* [Extracts from a graphics dataset]:

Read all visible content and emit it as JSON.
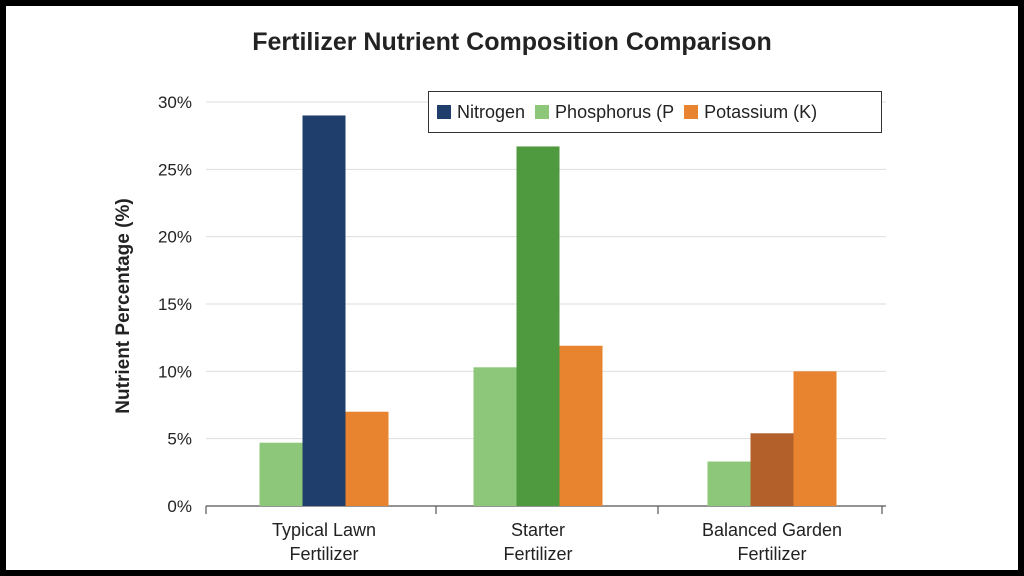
{
  "chart_data": {
    "type": "bar",
    "title": "Fertilizer Nutrient Composition Comparison",
    "ylabel": "Nutrient Percentage (%)",
    "xlabel": "",
    "ylim": [
      0,
      30
    ],
    "y_ticks": [
      "0%",
      "5%",
      "10%",
      "15%",
      "20%",
      "25%",
      "30%"
    ],
    "grid": true,
    "legend_position": "top-right",
    "categories": [
      "Typical Lawn\nFertilizer",
      "Starter\nFertilizer",
      "Balanced Garden\nFertilizer"
    ],
    "series": [
      {
        "name": "Phosphorus (P",
        "color": "#8dc87a",
        "values": [
          4.7,
          10.3,
          3.3
        ]
      },
      {
        "name": "Nitrogen",
        "color": "#1f3e6b",
        "values": [
          29.0,
          26.7,
          5.4
        ]
      },
      {
        "name": "Potassium (K)",
        "color": "#e8842f",
        "values": [
          7.0,
          11.9,
          10.0
        ]
      }
    ],
    "bar_colors_override": [
      [
        null,
        null,
        null
      ],
      [
        null,
        "#4f9a3e",
        "#b4602a"
      ],
      [
        null,
        null,
        null
      ]
    ]
  },
  "legend": {
    "items": [
      {
        "label": "Nitrogen",
        "color": "#1f3e6b"
      },
      {
        "label": "Phosphorus (P",
        "color": "#8dc87a"
      },
      {
        "label": "Potassium (K)",
        "color": "#e8842f"
      }
    ]
  }
}
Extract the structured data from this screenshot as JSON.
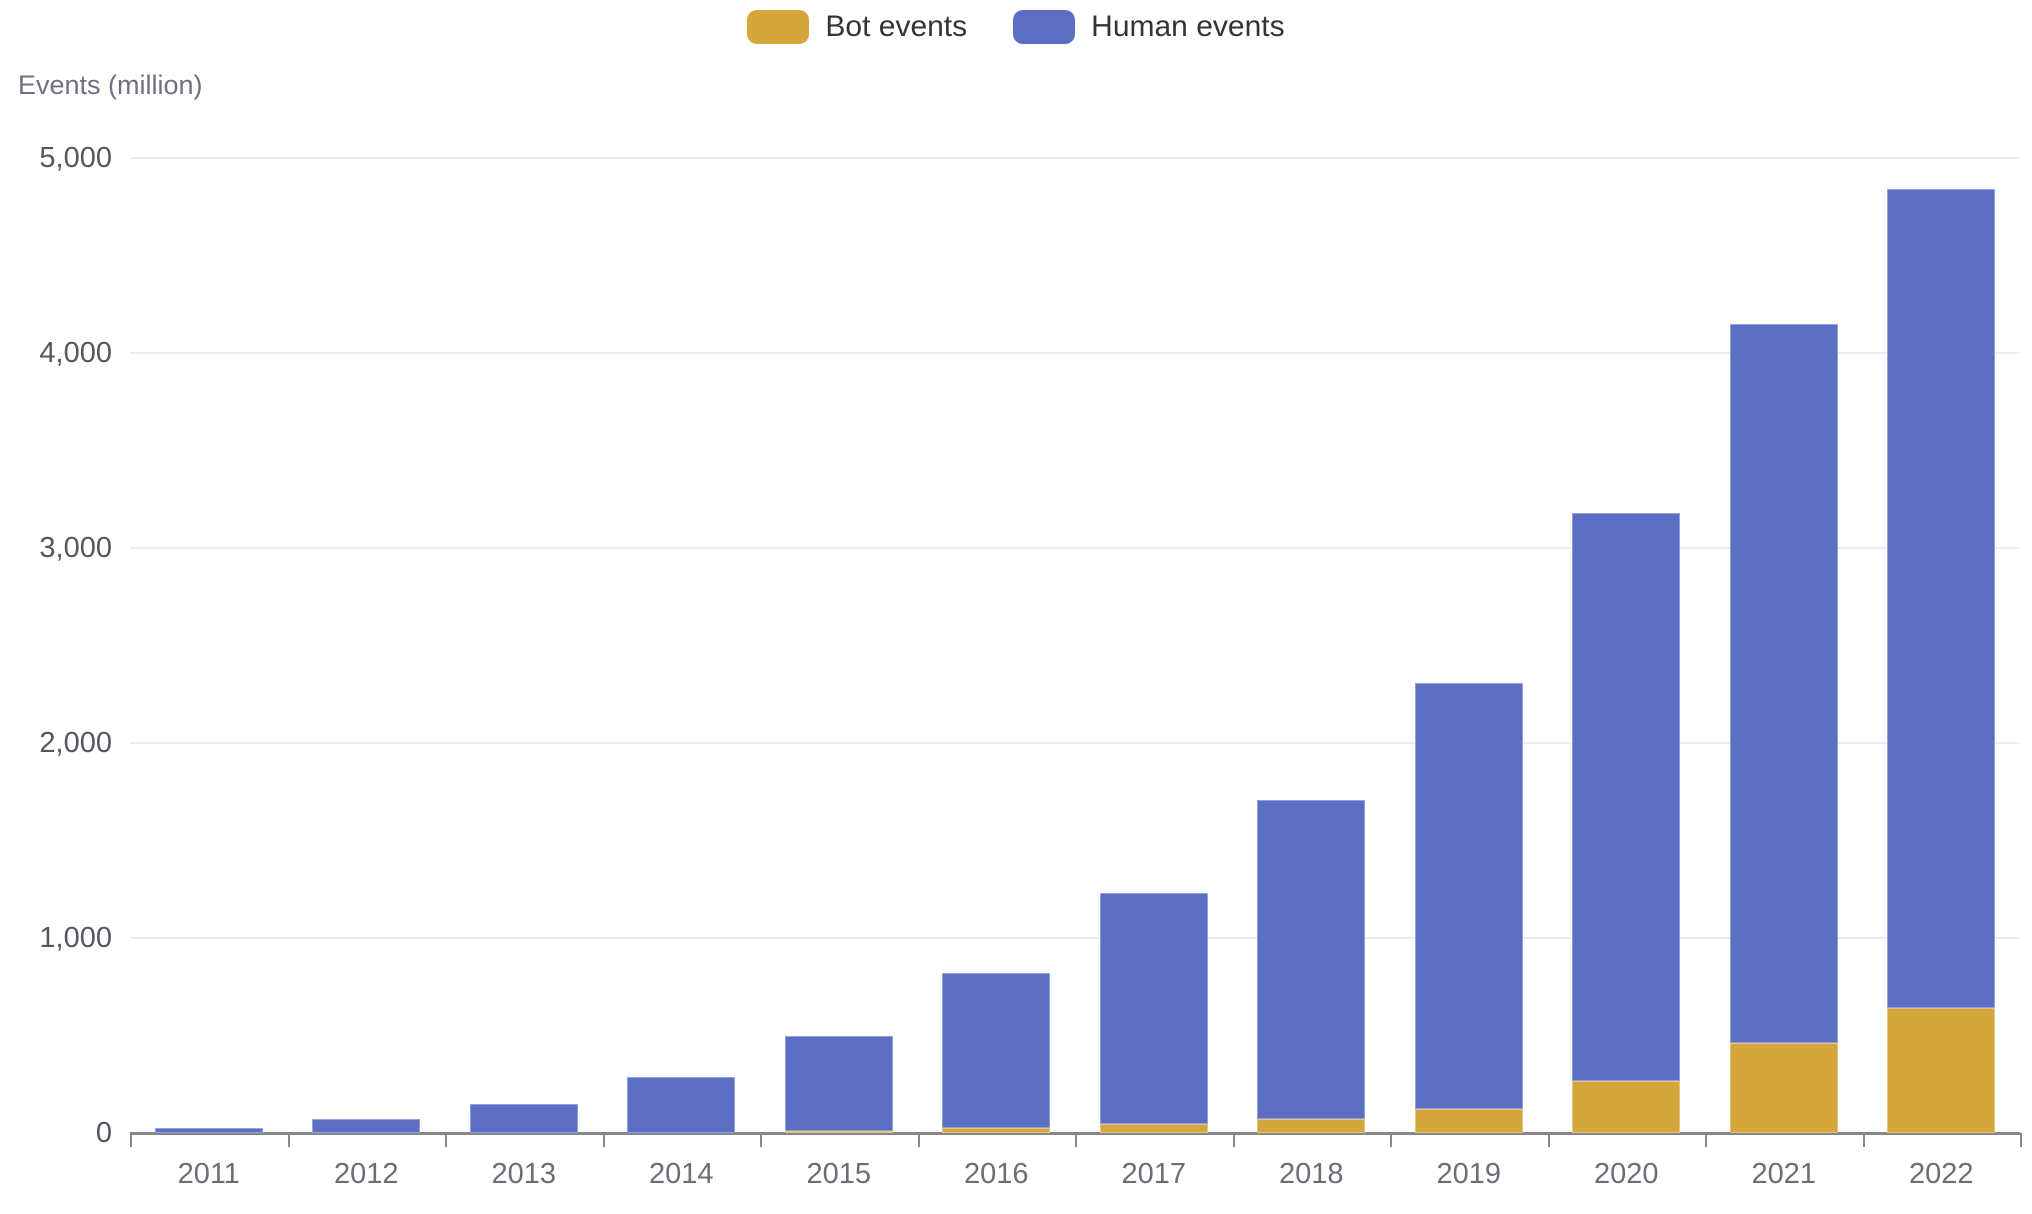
{
  "legend": {
    "items": [
      {
        "label": "Bot events",
        "color": "#d5a63c"
      },
      {
        "label": "Human events",
        "color": "#5b6ec4"
      }
    ]
  },
  "y_axis_title": "Events (million)",
  "chart_data": {
    "type": "bar",
    "stacked": true,
    "title": "",
    "ylabel": "Events (million)",
    "xlabel": "",
    "ylim": [
      0,
      5000
    ],
    "grid": true,
    "legend_position": "top-center",
    "categories": [
      "2011",
      "2012",
      "2013",
      "2014",
      "2015",
      "2016",
      "2017",
      "2018",
      "2019",
      "2020",
      "2021",
      "2022"
    ],
    "series": [
      {
        "name": "Bot events",
        "color": "#d5a63c",
        "values": [
          0,
          0,
          0,
          0,
          10,
          25,
          45,
          70,
          125,
          265,
          460,
          640
        ]
      },
      {
        "name": "Human events",
        "color": "#5b6ec4",
        "values": [
          25,
          70,
          150,
          285,
          490,
          795,
          1185,
          1640,
          2185,
          2915,
          3690,
          4200
        ]
      }
    ],
    "totals": [
      25,
      70,
      150,
      285,
      500,
      820,
      1230,
      1710,
      2310,
      3180,
      4150,
      4840
    ],
    "yticks": {
      "labels": [
        "5,000",
        "4,000",
        "3,000",
        "2,000",
        "1,000",
        "0"
      ],
      "values": [
        5000,
        4000,
        3000,
        2000,
        1000,
        0
      ]
    }
  }
}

* [Problem]:
Identify and extract each line of the listing that contains "nFertilizer".

* [Expected answer]:
      "Typical Lawn\nFertilizer",
      "Starter\nFertilizer",
      "Balanced Garden\nFertilizer"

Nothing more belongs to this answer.